● Exercise directions
The entries below contain pictures. Retype everything except those pictures, exactly as given.

________________________________________

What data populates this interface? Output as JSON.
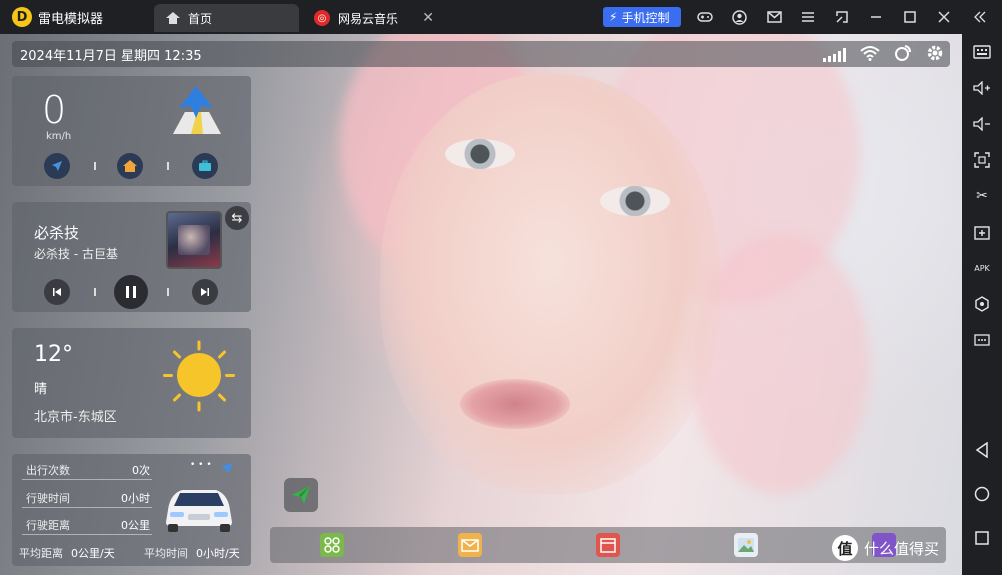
{
  "titlebar": {
    "app_name": "雷电模拟器",
    "tabs": [
      {
        "label": "首页",
        "icon": "home-icon"
      },
      {
        "label": "网易云音乐",
        "icon": "netease-music-icon"
      }
    ],
    "hand_control_label": "手机控制",
    "right_icons": [
      "gamepad-icon",
      "user-icon",
      "mail-icon",
      "menu-icon",
      "fullscreen-toggle-icon",
      "minimize-icon",
      "maximize-icon",
      "close-icon",
      "collapse-icon"
    ]
  },
  "statusbar": {
    "datetime": "2024年11月7日  星期四  12:35",
    "icons": [
      "signal-icon",
      "wifi-icon",
      "location-signal-icon",
      "settings-icon"
    ]
  },
  "nav_widget": {
    "speed": "0",
    "unit": "km/h",
    "buttons": [
      "navigate-icon",
      "home-icon",
      "work-briefcase-icon"
    ]
  },
  "music_widget": {
    "title": "必杀技",
    "subtitle": "必杀技 - 古巨基",
    "buttons": [
      "previous-icon",
      "pause-icon",
      "next-icon"
    ]
  },
  "weather_widget": {
    "temperature": "12°",
    "condition": "晴",
    "city": "北京市-东城区"
  },
  "trip_widget": {
    "rows": [
      {
        "label": "出行次数",
        "value": "0次"
      },
      {
        "label": "行驶时间",
        "value": "0小时"
      },
      {
        "label": "行驶距离",
        "value": "0公里"
      }
    ],
    "avg_distance_label": "平均距离",
    "avg_distance_value": "0公里/天",
    "avg_time_label": "平均时间",
    "avg_time_value": "0小时/天",
    "menu_dots": "• • •"
  },
  "dock": {
    "apps": [
      "app-grid-icon",
      "mail-app-icon",
      "calendar-app-icon",
      "gallery-app-icon",
      "purple-app-icon"
    ]
  },
  "watermark": {
    "logo_char": "值",
    "text": "什么值得买"
  },
  "colors": {
    "accent_blue": "#3a6df0",
    "titlebar_bg": "#1f2023",
    "widget_bg": "#5f626a",
    "sun": "#f5c52a"
  }
}
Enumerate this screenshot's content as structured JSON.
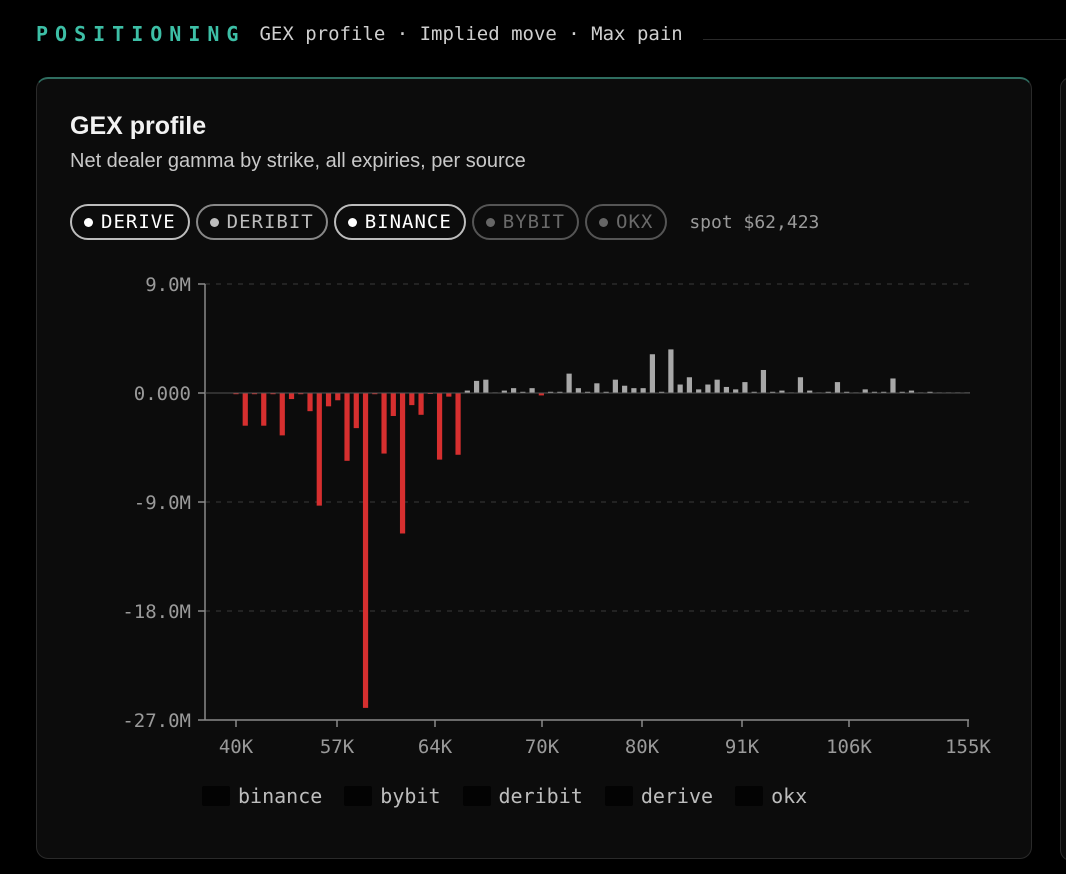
{
  "header": {
    "tag": "POSITIONING",
    "subtitle": "GEX profile · Implied move · Max pain"
  },
  "card": {
    "title": "GEX profile",
    "subtitle": "Net dealer gamma by strike, all expiries, per source"
  },
  "sources": [
    {
      "label": "DERIVE",
      "state": "on"
    },
    {
      "label": "DERIBIT",
      "state": "partial"
    },
    {
      "label": "BINANCE",
      "state": "on"
    },
    {
      "label": "BYBIT",
      "state": "off"
    },
    {
      "label": "OKX",
      "state": "off"
    }
  ],
  "spot": "spot $62,423",
  "colors": {
    "accent": "#3dbfa6",
    "negative": "#d62f2f",
    "positive": "#a8a8a8"
  },
  "chart_data": {
    "type": "bar",
    "title": "GEX profile",
    "y_tick_labels": [
      "9.0M",
      "0.000",
      "-9.0M",
      "-18.0M",
      "-27.0M"
    ],
    "y_ticks": [
      9,
      0,
      -9,
      -18,
      -27
    ],
    "ylim": [
      -27,
      9
    ],
    "x_tick_labels": [
      "40K",
      "57K",
      "64K",
      "70K",
      "80K",
      "91K",
      "106K",
      "155K"
    ],
    "grid": "horizontal dashed",
    "legend": [
      "binance",
      "bybit",
      "deribit",
      "derive",
      "okx"
    ],
    "legend_position": "bottom",
    "values": [
      -0.1,
      -2.7,
      -0.1,
      -2.7,
      -0.1,
      -3.5,
      -0.5,
      -0.1,
      -1.5,
      -9.3,
      -1.1,
      -0.6,
      -5.6,
      -2.9,
      -26.0,
      -0.1,
      -5.0,
      -1.9,
      -11.6,
      -1.0,
      -1.8,
      -0.05,
      -5.5,
      -0.3,
      -5.1,
      0.2,
      1.0,
      1.1,
      0.05,
      0.2,
      0.4,
      0.1,
      0.4,
      -0.2,
      0.1,
      0.1,
      1.6,
      0.4,
      0.1,
      0.8,
      0.1,
      1.1,
      0.6,
      0.4,
      0.4,
      3.2,
      0.1,
      3.6,
      0.7,
      1.3,
      0.3,
      0.7,
      1.1,
      0.5,
      0.3,
      0.9,
      0.1,
      1.9,
      0.1,
      0.2,
      0.05,
      1.3,
      0.2,
      0.05,
      0.1,
      0.9,
      0.1,
      0.05,
      0.3,
      0.1,
      0.1,
      1.2,
      0.1,
      0.2,
      0.05,
      0.1,
      0.05,
      0.05,
      0.05,
      0.05
    ]
  }
}
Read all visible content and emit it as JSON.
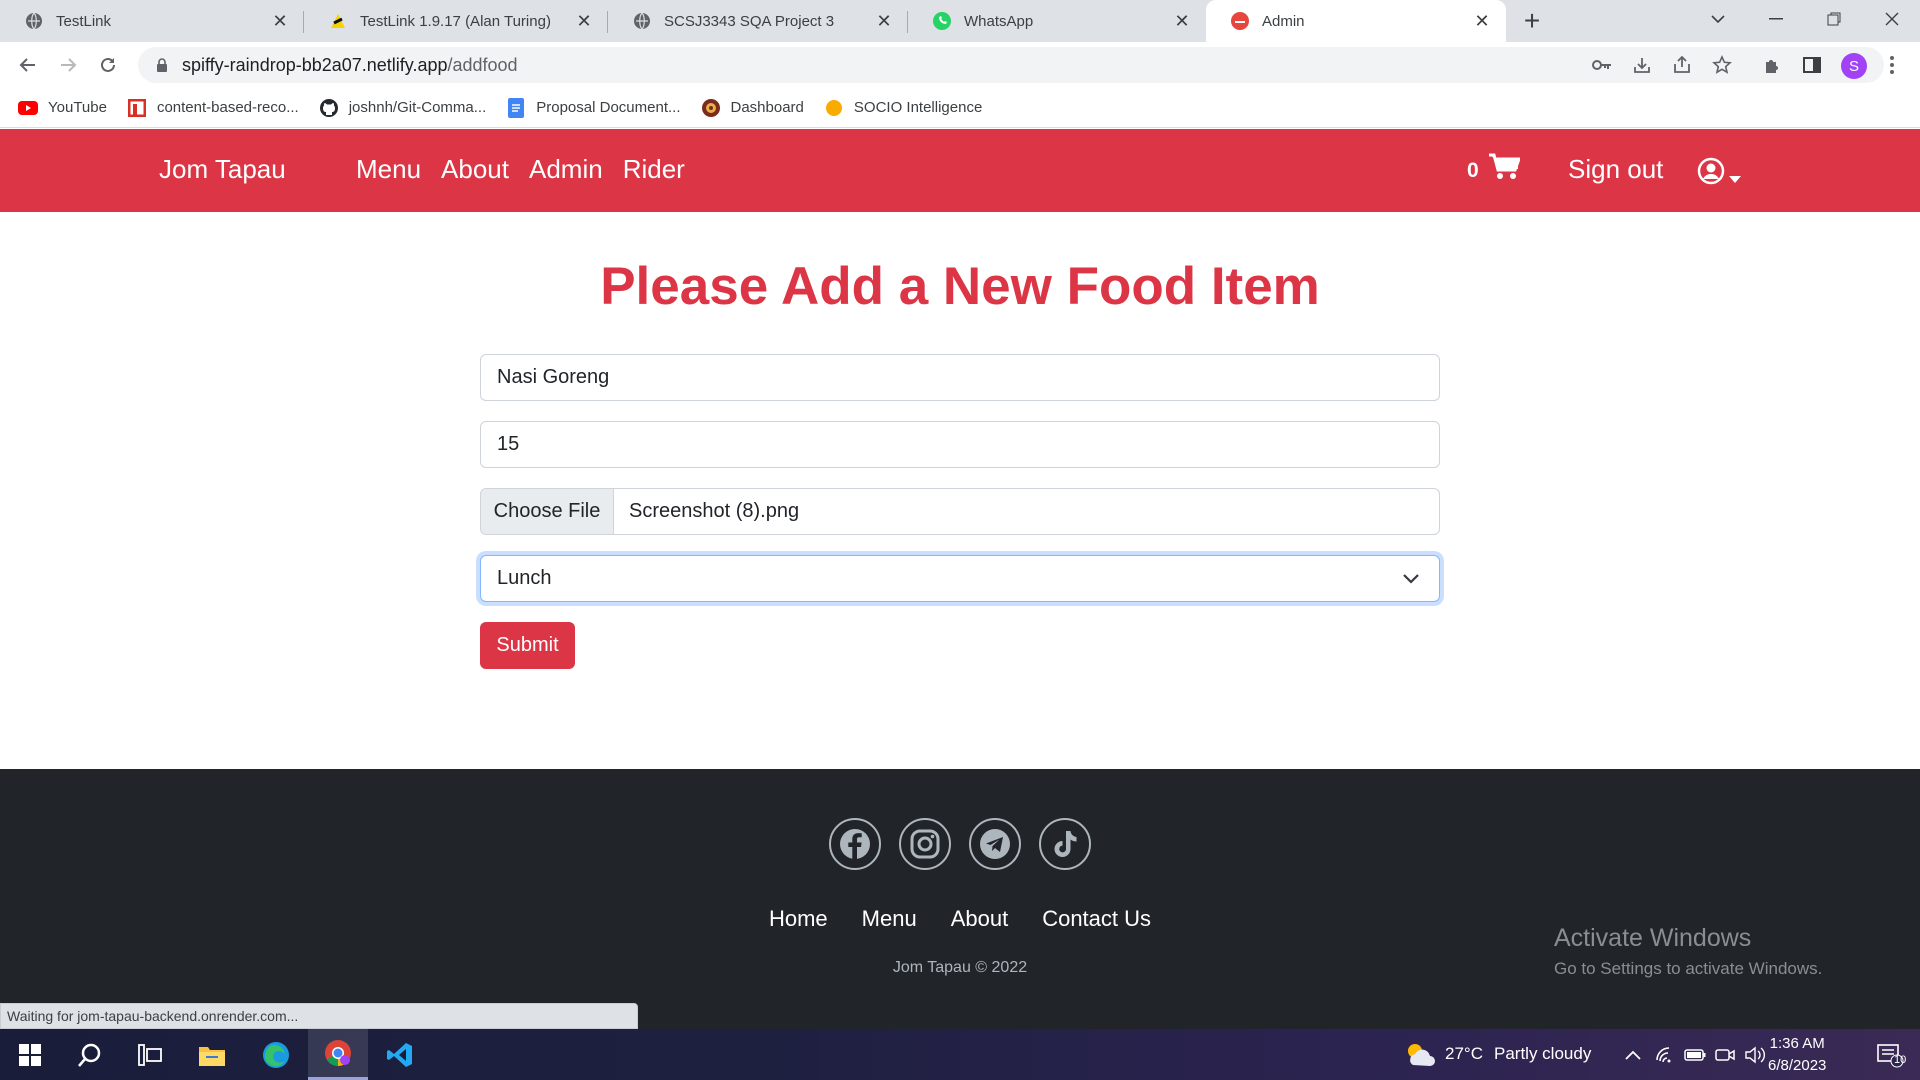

________________________________________

● Answer to the task
What data populates this interface? Output as JSON.
{
  "titlebar": {
    "app_name": "雷电模拟器",
    "tabs": [
      {
        "label": "首页",
        "icon": "home-icon"
      },
      {
        "label": "网易云音乐",
        "icon": "netease-music-icon"
      }
    ],
    "hand_control_label": "手机控制",
    "right_icons": [
      "gamepad-icon",
      "user-icon",
      "mail-icon",
      "menu-icon",
      "fullscreen-toggle-icon",
      "minimize-icon",
      "maximize-icon",
      "close-icon",
      "collapse-icon"
    ]
  },
  "statusbar": {
    "datetime": "2024年11月7日  星期四  12:35",
    "icons": [
      "signal-icon",
      "wifi-icon",
      "location-signal-icon",
      "settings-icon"
    ]
  },
  "nav_widget": {
    "speed": "0",
    "unit": "km/h",
    "buttons": [
      "navigate-icon",
      "home-icon",
      "work-briefcase-icon"
    ]
  },
  "music_widget": {
    "title": "必杀技",
    "subtitle": "必杀技 - 古巨基",
    "buttons": [
      "previous-icon",
      "pause-icon",
      "next-icon"
    ]
  },
  "weather_widget": {
    "temperature": "12°",
    "condition": "晴",
    "city": "北京市-东城区"
  },
  "trip_widget": {
    "rows": [
      {
        "label": "出行次数",
        "value": "0次"
      },
      {
        "label": "行驶时间",
        "value": "0小时"
      },
      {
        "label": "行驶距离",
        "value": "0公里"
      }
    ],
    "avg_distance_label": "平均距离",
    "avg_distance_value": "0公里/天",
    "avg_time_label": "平均时间",
    "avg_time_value": "0小时/天",
    "menu_dots": "• • •"
  },
  "dock": {
    "apps": [
      "app-grid-icon",
      "mail-app-icon",
      "calendar-app-icon",
      "gallery-app-icon",
      "purple-app-icon"
    ]
  },
  "watermark": {
    "logo_char": "值",
    "text": "什么值得买"
  },
  "colors": {
    "accent_blue": "#3a6df0",
    "titlebar_bg": "#1f2023",
    "widget_bg": "#5f626a",
    "sun": "#f5c52a"
  }
}
Enumerate this screenshot's content as structured JSON.
{
  "header": {
    "tag": "POSITIONING",
    "subtitle": "GEX profile · Implied move · Max pain"
  },
  "card": {
    "title": "GEX profile",
    "subtitle": "Net dealer gamma by strike, all expiries, per source"
  },
  "sources": [
    {
      "label": "DERIVE",
      "state": "on"
    },
    {
      "label": "DERIBIT",
      "state": "partial"
    },
    {
      "label": "BINANCE",
      "state": "on"
    },
    {
      "label": "BYBIT",
      "state": "off"
    },
    {
      "label": "OKX",
      "state": "off"
    }
  ],
  "spot": "spot $62,423",
  "colors": {
    "accent": "#3dbfa6",
    "negative": "#d62f2f",
    "positive": "#a8a8a8"
  },
  "chart_data": {
    "type": "bar",
    "title": "GEX profile",
    "y_tick_labels": [
      "9.0M",
      "0.000",
      "-9.0M",
      "-18.0M",
      "-27.0M"
    ],
    "y_ticks": [
      9,
      0,
      -9,
      -18,
      -27
    ],
    "ylim": [
      -27,
      9
    ],
    "x_tick_labels": [
      "40K",
      "57K",
      "64K",
      "70K",
      "80K",
      "91K",
      "106K",
      "155K"
    ],
    "grid": "horizontal dashed",
    "legend": [
      "binance",
      "bybit",
      "deribit",
      "derive",
      "okx"
    ],
    "legend_position": "bottom",
    "values": [
      -0.1,
      -2.7,
      -0.1,
      -2.7,
      -0.1,
      -3.5,
      -0.5,
      -0.1,
      -1.5,
      -9.3,
      -1.1,
      -0.6,
      -5.6,
      -2.9,
      -26.0,
      -0.1,
      -5.0,
      -1.9,
      -11.6,
      -1.0,
      -1.8,
      -0.05,
      -5.5,
      -0.3,
      -5.1,
      0.2,
      1.0,
      1.1,
      0.05,
      0.2,
      0.4,
      0.1,
      0.4,
      -0.2,
      0.1,
      0.1,
      1.6,
      0.4,
      0.1,
      0.8,
      0.1,
      1.1,
      0.6,
      0.4,
      0.4,
      3.2,
      0.1,
      3.6,
      0.7,
      1.3,
      0.3,
      0.7,
      1.1,
      0.5,
      0.3,
      0.9,
      0.1,
      1.9,
      0.1,
      0.2,
      0.05,
      1.3,
      0.2,
      0.05,
      0.1,
      0.9,
      0.1,
      0.05,
      0.3,
      0.1,
      0.1,
      1.2,
      0.1,
      0.2,
      0.05,
      0.1,
      0.05,
      0.05,
      0.05,
      0.05
    ]
  }
}
Read all visible content and emit it as JSON.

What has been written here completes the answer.